Transcribed page data:
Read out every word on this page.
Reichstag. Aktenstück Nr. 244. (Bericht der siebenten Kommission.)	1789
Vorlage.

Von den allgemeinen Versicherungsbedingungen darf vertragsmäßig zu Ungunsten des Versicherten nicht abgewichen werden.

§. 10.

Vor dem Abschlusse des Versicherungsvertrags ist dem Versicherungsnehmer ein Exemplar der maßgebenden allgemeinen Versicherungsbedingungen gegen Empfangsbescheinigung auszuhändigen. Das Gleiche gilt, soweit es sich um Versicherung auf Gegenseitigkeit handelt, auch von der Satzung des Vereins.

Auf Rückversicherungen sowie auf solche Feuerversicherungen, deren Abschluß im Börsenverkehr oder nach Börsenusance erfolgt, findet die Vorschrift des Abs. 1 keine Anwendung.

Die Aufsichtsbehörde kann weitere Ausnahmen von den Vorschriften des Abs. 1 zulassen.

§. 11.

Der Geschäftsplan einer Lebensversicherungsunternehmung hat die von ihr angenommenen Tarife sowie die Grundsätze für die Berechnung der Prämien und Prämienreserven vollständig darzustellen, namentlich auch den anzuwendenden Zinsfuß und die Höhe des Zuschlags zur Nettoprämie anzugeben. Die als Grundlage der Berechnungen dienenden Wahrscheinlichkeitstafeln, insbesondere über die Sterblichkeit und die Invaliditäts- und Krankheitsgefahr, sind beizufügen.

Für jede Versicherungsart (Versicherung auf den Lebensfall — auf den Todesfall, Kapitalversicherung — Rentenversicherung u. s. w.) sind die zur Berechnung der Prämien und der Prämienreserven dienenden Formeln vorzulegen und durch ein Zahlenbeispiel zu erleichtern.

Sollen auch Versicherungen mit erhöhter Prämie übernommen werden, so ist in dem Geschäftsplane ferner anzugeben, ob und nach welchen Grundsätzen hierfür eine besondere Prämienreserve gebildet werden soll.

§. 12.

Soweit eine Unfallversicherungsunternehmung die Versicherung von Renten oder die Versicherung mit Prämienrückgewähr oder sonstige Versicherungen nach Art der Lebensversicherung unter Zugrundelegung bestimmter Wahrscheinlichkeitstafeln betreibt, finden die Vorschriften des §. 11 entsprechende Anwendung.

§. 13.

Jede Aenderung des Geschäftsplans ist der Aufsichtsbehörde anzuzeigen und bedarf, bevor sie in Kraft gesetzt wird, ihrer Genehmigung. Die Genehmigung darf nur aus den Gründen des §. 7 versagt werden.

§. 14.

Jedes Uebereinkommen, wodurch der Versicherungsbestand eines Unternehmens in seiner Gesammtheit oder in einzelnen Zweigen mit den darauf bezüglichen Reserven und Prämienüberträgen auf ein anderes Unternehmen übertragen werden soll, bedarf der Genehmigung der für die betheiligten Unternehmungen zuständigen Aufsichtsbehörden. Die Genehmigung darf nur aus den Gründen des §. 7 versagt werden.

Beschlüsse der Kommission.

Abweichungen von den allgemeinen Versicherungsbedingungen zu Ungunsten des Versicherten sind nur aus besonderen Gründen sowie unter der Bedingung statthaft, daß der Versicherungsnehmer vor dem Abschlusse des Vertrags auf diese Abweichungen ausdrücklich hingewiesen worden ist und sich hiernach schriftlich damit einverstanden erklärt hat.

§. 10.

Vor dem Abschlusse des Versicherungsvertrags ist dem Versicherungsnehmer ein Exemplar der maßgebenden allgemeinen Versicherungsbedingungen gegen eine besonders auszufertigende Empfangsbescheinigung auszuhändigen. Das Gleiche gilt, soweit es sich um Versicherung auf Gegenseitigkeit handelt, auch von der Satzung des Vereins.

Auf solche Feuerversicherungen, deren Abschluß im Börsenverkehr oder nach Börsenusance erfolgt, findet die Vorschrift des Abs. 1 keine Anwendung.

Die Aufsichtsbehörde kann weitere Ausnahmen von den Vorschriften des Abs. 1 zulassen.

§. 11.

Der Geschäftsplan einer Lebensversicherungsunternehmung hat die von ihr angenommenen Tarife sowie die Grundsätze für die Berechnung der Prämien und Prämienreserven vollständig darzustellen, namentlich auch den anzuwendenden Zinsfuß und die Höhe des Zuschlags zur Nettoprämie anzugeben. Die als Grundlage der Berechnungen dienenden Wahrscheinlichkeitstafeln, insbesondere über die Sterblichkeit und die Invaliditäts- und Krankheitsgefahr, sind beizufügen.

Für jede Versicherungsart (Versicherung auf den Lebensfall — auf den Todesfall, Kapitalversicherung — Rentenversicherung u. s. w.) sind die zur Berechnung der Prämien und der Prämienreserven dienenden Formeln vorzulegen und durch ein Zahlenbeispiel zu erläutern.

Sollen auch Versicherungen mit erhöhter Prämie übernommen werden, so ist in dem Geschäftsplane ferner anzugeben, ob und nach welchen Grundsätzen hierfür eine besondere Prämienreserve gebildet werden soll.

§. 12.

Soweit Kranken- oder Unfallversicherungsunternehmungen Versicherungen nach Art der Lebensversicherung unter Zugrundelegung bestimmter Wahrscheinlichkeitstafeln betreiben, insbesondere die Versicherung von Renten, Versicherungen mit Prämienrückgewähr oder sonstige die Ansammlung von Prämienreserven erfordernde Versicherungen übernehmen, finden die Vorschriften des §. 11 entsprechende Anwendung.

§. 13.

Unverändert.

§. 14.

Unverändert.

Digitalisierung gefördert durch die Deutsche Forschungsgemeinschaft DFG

| What the task asks |
Look through the entries above; copy every line holding the string "Kommission".

| Your response |
Reichstag. Aktenstück Nr. 244. (Bericht der siebenten Kommission.)	1789
Beschlüsse der Kommission.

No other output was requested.